◆ Task goal: Copy each line that has the string "JSON" somewhere in it.

((

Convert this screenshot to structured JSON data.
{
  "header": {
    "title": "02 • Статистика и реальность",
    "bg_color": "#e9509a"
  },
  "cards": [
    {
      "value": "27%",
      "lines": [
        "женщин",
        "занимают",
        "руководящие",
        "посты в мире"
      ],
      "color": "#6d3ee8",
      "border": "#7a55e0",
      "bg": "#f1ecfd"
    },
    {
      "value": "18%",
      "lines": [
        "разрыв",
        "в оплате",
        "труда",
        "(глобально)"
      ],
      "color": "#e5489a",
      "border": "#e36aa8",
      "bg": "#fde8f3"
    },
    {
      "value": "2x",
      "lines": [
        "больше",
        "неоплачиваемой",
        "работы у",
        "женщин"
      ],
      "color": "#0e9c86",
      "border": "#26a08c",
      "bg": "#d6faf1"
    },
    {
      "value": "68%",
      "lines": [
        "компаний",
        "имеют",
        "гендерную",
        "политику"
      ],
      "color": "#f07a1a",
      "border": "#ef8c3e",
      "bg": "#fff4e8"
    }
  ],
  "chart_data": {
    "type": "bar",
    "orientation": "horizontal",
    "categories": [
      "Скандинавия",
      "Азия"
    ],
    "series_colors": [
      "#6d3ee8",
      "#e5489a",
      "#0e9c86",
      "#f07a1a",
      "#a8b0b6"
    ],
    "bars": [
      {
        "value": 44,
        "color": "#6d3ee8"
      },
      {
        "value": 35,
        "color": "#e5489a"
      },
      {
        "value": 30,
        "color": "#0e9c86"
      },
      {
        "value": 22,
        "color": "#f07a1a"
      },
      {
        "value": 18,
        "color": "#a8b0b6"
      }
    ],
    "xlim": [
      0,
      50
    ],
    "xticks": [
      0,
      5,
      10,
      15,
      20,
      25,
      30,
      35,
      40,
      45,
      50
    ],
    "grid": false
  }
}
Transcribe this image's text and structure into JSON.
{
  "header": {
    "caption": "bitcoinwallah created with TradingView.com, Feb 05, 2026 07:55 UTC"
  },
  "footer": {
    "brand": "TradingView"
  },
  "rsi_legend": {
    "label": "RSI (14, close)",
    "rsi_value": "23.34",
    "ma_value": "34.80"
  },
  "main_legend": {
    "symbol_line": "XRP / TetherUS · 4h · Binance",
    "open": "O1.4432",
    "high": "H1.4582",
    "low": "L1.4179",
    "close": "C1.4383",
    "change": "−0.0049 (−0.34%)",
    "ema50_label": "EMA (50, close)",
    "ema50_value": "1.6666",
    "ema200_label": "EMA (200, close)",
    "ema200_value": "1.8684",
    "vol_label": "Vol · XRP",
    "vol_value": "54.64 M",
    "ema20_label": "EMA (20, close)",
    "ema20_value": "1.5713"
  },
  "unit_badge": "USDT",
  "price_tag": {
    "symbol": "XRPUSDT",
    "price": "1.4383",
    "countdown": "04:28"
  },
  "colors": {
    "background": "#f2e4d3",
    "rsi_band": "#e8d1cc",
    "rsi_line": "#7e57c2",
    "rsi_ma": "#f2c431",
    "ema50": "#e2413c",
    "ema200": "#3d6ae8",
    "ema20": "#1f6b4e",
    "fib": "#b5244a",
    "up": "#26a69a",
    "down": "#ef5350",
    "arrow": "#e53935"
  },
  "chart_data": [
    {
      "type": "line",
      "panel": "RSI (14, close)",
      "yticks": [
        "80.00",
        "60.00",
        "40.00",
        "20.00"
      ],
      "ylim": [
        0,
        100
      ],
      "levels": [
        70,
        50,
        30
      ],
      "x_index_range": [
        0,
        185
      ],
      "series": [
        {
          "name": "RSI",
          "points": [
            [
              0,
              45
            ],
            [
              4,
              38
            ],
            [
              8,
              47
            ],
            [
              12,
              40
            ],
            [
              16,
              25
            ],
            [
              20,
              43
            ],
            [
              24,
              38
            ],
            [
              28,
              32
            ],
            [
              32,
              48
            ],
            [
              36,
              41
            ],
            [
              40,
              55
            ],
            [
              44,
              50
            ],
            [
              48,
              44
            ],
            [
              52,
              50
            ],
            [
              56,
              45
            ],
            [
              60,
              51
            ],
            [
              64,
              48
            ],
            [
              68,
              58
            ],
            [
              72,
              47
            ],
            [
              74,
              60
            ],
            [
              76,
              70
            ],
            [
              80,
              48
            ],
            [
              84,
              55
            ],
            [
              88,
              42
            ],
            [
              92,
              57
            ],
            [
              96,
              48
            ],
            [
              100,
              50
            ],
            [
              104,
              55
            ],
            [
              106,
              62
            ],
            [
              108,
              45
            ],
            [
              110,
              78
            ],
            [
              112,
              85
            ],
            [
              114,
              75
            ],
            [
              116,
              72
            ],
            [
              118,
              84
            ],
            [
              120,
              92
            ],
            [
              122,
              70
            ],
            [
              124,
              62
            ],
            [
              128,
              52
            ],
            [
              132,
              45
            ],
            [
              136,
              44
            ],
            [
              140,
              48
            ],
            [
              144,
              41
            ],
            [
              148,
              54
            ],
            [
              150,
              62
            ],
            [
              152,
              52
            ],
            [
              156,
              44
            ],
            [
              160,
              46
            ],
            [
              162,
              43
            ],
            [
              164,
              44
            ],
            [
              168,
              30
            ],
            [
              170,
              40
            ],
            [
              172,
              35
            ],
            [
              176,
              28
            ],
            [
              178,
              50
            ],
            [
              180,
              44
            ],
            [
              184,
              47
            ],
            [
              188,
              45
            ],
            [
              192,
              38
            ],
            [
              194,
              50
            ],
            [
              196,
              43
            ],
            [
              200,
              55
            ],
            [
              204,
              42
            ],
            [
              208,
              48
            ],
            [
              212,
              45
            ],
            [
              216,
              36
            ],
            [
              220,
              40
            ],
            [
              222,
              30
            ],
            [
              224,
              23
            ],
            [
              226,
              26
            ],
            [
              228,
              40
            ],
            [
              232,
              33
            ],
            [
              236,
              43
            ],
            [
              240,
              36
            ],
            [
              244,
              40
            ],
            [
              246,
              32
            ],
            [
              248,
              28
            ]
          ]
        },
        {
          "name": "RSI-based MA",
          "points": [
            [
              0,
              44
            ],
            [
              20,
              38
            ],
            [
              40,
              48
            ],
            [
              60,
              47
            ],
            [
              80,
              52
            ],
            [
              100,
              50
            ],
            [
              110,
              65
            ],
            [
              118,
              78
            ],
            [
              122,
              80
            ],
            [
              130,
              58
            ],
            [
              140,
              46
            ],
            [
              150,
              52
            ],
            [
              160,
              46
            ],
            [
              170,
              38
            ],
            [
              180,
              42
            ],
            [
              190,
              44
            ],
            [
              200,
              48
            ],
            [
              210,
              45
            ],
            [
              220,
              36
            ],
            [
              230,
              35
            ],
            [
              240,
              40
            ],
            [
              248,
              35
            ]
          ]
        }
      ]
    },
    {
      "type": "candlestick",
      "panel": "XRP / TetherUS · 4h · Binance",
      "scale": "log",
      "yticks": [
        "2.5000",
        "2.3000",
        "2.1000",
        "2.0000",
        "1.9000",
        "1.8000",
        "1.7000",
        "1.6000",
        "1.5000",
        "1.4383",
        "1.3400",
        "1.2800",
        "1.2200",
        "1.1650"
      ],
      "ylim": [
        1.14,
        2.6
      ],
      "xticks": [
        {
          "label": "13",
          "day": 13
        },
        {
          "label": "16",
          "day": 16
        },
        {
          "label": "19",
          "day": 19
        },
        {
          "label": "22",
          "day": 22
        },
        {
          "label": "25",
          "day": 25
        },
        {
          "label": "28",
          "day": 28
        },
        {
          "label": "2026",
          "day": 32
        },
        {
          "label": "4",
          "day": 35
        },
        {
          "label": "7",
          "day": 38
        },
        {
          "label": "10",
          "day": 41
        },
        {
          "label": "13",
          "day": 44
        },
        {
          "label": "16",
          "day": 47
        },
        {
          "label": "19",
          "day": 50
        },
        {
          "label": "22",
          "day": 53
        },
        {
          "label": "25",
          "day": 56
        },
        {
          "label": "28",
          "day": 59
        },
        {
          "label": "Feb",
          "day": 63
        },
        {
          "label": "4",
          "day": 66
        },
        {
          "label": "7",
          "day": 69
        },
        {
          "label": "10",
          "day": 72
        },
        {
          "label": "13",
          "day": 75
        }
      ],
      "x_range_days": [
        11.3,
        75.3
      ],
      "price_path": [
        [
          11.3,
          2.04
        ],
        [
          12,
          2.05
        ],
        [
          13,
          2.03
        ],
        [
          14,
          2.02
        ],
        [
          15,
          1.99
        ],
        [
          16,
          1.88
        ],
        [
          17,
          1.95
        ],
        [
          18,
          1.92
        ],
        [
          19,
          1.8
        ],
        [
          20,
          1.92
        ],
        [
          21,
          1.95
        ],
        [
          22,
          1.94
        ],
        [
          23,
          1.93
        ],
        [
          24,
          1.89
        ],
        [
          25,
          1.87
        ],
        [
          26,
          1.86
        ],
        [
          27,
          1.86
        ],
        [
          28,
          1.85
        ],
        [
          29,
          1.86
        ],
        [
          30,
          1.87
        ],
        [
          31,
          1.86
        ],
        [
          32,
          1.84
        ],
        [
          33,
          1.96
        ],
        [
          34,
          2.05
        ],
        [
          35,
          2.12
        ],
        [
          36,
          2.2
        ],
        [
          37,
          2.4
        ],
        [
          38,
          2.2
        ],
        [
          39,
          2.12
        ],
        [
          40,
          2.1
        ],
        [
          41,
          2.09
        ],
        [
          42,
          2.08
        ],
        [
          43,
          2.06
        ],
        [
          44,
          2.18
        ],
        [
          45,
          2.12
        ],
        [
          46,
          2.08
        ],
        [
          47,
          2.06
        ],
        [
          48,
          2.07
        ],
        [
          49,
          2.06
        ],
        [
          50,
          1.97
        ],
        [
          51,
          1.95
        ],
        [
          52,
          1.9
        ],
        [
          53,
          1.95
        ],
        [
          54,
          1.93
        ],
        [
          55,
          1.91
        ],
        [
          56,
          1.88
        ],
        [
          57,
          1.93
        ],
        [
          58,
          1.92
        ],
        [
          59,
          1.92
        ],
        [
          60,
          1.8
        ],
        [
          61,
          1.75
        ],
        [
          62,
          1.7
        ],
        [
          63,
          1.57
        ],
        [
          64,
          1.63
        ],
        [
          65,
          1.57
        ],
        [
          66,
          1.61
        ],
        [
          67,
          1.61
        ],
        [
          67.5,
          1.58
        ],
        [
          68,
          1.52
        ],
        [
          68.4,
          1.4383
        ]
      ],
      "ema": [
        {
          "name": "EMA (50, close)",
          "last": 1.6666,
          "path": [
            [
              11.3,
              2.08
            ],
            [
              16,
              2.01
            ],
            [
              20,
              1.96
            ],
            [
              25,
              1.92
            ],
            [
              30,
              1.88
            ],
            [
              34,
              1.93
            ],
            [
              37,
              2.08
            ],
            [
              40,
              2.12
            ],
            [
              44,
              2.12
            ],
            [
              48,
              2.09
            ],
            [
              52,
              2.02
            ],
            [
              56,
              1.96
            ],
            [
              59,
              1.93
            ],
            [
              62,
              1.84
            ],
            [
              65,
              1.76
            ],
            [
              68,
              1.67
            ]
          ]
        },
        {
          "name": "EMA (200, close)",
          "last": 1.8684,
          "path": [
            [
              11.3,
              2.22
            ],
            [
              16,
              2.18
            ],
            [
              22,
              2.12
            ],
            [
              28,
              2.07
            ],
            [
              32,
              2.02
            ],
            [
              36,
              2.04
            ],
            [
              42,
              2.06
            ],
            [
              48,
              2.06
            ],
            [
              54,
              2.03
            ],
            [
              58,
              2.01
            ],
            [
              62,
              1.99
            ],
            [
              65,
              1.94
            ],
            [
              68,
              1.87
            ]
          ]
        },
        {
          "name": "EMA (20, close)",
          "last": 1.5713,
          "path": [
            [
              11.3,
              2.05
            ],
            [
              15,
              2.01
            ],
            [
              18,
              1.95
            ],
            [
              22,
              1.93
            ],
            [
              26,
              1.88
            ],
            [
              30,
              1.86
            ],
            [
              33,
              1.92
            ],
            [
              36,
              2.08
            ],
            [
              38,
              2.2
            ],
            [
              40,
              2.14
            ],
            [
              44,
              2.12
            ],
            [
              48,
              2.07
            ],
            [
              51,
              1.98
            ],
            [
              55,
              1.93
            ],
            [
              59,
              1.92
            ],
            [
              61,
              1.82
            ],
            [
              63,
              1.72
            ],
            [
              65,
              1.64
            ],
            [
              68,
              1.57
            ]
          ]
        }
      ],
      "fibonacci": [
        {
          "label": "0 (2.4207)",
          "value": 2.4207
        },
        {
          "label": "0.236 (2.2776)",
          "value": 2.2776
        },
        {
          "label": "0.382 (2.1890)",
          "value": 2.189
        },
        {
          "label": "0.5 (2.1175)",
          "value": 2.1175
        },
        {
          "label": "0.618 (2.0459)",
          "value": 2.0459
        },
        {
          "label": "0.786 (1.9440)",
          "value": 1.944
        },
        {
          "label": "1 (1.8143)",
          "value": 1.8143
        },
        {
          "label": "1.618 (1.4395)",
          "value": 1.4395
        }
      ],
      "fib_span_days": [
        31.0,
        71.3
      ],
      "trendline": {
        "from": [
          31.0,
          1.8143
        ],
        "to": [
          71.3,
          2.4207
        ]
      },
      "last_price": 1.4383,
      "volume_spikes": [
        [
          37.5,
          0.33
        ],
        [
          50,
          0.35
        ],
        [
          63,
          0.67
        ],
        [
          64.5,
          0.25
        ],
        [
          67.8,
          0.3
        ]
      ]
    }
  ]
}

))

◆ Correct output:
Convert this screenshot to structured JSON data.
Transcribe this image's text and structure into JSON.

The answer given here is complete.